> Dataset records

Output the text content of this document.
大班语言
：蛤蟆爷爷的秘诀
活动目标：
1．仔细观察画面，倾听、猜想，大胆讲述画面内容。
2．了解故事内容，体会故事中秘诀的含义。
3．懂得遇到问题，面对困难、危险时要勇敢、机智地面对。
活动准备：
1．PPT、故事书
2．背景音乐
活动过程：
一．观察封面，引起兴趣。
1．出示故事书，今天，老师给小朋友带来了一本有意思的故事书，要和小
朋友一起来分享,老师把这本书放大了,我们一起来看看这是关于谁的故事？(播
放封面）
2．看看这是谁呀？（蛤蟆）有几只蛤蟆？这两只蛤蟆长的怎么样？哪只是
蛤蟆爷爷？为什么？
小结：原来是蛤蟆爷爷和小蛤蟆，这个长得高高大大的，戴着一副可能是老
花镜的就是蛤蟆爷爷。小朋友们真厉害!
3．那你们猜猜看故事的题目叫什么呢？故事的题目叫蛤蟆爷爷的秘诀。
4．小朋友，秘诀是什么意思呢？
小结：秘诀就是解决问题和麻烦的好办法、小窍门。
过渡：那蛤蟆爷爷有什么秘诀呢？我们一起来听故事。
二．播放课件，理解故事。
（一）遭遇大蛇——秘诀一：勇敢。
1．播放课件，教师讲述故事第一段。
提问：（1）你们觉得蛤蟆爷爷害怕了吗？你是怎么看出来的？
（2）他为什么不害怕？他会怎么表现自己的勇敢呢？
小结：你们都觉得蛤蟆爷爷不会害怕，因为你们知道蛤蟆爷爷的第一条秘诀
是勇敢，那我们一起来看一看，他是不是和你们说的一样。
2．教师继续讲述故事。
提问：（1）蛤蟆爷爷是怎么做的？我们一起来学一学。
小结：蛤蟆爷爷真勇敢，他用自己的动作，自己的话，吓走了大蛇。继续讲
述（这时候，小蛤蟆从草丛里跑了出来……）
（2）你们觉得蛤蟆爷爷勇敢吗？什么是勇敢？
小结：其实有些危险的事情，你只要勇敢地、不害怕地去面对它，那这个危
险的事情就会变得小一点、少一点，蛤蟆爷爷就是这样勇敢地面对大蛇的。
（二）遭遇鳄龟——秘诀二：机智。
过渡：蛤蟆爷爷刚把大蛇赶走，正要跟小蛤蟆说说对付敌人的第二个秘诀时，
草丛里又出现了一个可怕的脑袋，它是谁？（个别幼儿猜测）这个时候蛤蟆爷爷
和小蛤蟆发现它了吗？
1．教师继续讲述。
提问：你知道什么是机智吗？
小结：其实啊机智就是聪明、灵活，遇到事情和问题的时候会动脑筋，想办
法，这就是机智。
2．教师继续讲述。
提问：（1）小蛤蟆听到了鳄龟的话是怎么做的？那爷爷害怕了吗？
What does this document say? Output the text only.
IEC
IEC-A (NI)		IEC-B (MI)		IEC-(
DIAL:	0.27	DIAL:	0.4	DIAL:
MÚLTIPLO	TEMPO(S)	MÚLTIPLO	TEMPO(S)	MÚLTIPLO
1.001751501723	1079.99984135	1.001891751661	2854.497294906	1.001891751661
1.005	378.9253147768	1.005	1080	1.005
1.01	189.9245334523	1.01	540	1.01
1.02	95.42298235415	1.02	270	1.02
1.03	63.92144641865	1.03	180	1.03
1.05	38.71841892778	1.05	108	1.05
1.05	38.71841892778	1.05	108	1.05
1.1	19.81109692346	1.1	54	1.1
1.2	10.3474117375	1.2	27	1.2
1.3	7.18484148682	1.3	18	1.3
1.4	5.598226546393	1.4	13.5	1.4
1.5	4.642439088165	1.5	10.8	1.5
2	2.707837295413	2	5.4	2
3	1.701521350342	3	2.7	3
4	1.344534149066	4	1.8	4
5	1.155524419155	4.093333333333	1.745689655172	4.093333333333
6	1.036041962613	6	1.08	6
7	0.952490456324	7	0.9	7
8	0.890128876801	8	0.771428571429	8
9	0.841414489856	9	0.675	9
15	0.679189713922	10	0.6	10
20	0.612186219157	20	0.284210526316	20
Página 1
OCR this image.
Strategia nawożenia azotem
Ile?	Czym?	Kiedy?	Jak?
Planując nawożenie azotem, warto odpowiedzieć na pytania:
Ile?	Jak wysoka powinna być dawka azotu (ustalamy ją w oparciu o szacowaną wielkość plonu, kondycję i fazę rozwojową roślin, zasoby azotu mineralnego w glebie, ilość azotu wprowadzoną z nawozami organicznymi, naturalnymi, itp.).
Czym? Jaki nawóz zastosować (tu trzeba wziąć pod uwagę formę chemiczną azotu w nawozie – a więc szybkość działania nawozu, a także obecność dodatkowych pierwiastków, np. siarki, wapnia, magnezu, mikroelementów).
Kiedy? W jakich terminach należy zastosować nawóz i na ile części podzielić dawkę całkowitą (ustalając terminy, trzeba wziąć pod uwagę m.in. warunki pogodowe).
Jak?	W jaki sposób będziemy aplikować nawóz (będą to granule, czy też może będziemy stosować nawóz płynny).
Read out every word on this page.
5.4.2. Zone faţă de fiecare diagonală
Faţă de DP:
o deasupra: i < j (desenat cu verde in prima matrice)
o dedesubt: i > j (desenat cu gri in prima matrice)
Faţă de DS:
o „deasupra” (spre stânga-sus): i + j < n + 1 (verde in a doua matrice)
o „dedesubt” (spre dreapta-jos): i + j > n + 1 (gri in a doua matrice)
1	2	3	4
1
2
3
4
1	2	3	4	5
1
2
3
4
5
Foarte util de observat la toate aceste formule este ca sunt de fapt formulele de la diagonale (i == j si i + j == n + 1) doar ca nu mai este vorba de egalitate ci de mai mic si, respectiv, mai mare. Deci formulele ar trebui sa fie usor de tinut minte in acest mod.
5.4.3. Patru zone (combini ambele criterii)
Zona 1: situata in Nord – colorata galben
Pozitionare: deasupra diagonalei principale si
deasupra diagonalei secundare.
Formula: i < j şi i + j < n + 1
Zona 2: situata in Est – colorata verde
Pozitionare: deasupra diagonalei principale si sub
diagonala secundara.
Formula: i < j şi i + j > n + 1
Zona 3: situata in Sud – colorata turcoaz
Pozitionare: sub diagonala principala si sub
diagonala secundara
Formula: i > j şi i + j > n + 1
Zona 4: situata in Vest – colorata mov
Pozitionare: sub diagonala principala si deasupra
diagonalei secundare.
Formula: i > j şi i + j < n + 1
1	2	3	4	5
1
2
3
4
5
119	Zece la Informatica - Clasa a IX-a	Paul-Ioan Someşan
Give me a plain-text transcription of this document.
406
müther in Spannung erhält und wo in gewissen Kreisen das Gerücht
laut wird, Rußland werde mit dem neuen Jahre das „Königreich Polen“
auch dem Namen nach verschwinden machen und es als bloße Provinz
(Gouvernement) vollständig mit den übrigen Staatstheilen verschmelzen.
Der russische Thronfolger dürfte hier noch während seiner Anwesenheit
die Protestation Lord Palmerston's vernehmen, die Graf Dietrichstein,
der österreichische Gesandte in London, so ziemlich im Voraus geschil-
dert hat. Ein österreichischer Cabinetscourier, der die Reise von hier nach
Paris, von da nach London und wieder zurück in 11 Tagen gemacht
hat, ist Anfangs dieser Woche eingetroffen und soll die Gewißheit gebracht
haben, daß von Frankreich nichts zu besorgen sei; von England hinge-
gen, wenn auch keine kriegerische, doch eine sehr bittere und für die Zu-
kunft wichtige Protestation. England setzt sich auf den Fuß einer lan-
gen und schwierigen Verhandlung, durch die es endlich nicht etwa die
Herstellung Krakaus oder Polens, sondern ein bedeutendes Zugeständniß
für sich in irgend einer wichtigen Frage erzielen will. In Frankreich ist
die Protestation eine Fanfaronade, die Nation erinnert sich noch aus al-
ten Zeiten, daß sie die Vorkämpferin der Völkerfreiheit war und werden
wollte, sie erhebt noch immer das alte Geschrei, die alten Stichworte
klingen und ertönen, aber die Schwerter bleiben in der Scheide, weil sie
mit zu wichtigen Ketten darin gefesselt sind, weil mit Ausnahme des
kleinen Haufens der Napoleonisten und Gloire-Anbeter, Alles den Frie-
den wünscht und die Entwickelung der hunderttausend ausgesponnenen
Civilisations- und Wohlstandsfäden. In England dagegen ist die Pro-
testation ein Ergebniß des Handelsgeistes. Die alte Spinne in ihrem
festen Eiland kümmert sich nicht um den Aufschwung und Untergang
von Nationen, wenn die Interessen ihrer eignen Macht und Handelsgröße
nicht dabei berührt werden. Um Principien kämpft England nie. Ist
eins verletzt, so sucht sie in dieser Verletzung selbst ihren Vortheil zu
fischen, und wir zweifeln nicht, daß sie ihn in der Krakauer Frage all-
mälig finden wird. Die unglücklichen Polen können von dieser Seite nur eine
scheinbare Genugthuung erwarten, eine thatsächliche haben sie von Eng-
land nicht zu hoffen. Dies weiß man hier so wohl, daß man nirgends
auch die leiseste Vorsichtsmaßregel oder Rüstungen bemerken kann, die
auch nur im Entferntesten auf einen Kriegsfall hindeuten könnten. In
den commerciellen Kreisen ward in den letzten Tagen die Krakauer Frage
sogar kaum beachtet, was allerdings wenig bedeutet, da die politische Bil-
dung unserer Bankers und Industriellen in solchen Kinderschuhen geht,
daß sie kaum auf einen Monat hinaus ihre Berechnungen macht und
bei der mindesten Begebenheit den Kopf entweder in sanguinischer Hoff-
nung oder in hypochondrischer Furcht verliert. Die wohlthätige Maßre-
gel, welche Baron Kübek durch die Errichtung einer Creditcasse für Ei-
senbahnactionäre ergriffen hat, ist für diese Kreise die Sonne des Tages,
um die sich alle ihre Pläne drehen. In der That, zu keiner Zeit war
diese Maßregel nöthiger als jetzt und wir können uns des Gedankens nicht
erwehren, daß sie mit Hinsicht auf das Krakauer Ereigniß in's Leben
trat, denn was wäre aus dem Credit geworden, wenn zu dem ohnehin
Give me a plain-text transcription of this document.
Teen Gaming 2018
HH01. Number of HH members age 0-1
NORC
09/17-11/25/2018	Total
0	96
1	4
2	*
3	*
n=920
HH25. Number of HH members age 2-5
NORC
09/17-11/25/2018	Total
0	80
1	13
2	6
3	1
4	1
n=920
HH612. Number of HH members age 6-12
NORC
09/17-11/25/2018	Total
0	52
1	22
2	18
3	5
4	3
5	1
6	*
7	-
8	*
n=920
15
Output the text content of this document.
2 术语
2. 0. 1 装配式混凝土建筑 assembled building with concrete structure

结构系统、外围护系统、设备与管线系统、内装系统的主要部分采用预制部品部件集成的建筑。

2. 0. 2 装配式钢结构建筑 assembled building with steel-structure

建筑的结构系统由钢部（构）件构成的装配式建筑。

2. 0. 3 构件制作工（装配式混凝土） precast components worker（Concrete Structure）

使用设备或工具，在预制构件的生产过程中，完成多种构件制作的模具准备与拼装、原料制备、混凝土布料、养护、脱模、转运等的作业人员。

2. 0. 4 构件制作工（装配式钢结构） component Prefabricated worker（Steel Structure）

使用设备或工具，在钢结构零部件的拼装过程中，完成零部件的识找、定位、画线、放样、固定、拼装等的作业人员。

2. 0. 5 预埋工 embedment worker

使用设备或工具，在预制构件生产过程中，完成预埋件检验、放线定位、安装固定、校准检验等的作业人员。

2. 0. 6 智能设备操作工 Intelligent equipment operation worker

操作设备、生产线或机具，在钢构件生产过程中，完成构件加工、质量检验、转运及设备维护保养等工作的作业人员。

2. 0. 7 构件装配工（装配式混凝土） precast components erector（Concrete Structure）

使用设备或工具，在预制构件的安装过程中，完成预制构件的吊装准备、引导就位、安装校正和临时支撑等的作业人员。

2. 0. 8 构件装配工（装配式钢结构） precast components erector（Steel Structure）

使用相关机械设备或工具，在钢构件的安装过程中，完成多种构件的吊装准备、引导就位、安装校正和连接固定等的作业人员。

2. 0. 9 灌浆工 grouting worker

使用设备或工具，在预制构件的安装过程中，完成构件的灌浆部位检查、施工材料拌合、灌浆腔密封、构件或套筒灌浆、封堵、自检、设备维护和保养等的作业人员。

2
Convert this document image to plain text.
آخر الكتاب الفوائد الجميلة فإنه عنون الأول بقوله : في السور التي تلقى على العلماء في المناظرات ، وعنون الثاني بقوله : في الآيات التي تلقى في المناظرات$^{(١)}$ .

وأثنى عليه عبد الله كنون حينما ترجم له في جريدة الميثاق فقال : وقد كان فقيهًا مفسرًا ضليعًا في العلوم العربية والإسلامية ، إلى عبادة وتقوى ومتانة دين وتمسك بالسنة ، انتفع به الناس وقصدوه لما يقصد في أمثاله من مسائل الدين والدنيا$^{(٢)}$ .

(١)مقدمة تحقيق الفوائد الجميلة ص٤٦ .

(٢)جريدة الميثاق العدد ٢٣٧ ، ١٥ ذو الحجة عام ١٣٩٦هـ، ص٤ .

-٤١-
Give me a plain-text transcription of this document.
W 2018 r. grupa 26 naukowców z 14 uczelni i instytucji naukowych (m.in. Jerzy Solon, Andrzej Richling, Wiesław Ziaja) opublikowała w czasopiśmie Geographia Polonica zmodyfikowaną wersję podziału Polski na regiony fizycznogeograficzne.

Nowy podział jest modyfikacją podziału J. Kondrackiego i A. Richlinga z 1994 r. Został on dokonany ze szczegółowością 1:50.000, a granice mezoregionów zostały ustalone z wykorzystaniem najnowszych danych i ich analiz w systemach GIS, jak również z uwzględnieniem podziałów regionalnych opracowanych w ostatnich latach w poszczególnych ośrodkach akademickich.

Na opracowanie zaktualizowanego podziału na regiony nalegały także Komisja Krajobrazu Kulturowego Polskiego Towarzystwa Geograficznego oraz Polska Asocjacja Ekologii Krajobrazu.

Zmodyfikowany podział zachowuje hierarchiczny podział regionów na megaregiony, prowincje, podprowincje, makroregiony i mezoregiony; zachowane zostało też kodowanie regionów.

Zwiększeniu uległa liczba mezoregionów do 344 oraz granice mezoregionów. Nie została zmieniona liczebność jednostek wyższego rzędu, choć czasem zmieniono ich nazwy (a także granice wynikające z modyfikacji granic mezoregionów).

> YOUR INSTRUCTIONS
Copy all lines from the data that hold the word "构件装配工".

> RESULT FOR THIS EXERCISE
2. 0. 7 构件装配工（装配式混凝土） precast components erector（Concrete Structure）
2. 0. 8 构件装配工（装配式钢结构） precast components erector（Steel Structure）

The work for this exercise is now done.